*Request*: Below are some records. Count the lines with "prouocanti" in them and give nothing but the total.

*Extracted information*:
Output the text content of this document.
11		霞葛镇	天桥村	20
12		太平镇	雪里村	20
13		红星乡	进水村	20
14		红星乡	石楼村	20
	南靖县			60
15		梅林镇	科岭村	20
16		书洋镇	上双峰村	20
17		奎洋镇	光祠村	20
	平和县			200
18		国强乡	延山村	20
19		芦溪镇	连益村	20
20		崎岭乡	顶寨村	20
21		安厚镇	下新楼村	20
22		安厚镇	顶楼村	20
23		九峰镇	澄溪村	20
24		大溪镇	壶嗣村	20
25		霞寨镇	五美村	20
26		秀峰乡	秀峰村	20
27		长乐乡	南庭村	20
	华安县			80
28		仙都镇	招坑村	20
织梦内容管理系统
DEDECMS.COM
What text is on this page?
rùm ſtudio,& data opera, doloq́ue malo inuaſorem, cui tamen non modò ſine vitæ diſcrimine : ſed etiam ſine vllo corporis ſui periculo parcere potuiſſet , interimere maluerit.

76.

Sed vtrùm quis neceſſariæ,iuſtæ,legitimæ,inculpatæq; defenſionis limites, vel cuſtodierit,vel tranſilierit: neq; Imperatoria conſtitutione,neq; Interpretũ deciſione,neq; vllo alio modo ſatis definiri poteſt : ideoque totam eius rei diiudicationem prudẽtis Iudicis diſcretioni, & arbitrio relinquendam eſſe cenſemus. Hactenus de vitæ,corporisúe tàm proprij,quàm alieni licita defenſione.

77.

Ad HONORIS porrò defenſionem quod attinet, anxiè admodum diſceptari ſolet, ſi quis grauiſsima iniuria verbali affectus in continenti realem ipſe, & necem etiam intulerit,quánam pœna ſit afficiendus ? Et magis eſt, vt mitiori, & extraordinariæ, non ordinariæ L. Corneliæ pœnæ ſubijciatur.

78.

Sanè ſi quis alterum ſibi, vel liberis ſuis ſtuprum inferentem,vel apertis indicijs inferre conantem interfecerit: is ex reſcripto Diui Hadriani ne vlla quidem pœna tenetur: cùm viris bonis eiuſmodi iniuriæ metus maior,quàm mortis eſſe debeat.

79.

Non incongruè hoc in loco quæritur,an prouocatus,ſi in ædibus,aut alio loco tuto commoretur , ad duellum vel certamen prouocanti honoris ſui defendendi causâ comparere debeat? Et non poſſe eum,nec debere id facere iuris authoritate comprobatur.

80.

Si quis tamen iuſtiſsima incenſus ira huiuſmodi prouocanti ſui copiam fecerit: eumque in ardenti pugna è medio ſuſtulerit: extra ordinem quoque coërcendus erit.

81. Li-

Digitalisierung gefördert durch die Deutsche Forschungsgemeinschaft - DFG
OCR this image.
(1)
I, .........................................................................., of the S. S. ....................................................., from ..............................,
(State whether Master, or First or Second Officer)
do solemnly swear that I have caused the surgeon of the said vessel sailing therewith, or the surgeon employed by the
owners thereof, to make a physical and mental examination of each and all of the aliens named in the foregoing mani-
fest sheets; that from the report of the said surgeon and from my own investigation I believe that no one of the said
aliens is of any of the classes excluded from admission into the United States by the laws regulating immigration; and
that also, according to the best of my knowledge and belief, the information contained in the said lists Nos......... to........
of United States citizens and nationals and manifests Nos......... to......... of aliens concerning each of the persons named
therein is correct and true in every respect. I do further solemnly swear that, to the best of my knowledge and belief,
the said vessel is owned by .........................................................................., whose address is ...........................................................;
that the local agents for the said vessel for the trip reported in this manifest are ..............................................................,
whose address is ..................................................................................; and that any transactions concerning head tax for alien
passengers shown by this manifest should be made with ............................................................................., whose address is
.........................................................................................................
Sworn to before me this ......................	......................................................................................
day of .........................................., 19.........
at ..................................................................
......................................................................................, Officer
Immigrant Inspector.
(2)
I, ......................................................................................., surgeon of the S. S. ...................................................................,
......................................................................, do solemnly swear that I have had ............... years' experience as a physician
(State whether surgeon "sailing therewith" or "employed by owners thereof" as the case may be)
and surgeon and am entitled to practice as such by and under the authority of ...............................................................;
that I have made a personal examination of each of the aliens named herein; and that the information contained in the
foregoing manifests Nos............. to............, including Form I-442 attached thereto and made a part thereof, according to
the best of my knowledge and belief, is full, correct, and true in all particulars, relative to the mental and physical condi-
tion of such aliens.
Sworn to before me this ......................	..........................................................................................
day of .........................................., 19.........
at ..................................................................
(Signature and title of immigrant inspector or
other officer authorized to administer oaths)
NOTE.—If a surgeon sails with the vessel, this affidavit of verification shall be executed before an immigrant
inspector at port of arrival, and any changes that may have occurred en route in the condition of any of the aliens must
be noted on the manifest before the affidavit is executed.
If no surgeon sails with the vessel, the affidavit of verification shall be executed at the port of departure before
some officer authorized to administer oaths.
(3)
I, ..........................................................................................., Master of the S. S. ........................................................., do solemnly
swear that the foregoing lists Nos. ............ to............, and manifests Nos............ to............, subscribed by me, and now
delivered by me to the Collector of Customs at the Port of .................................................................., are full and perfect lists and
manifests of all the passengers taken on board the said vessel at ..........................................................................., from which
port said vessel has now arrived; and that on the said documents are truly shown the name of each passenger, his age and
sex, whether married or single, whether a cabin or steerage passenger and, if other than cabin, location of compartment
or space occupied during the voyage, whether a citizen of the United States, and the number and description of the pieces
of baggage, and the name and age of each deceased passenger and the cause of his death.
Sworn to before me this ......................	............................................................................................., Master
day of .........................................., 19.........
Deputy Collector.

*Result for this task*: 2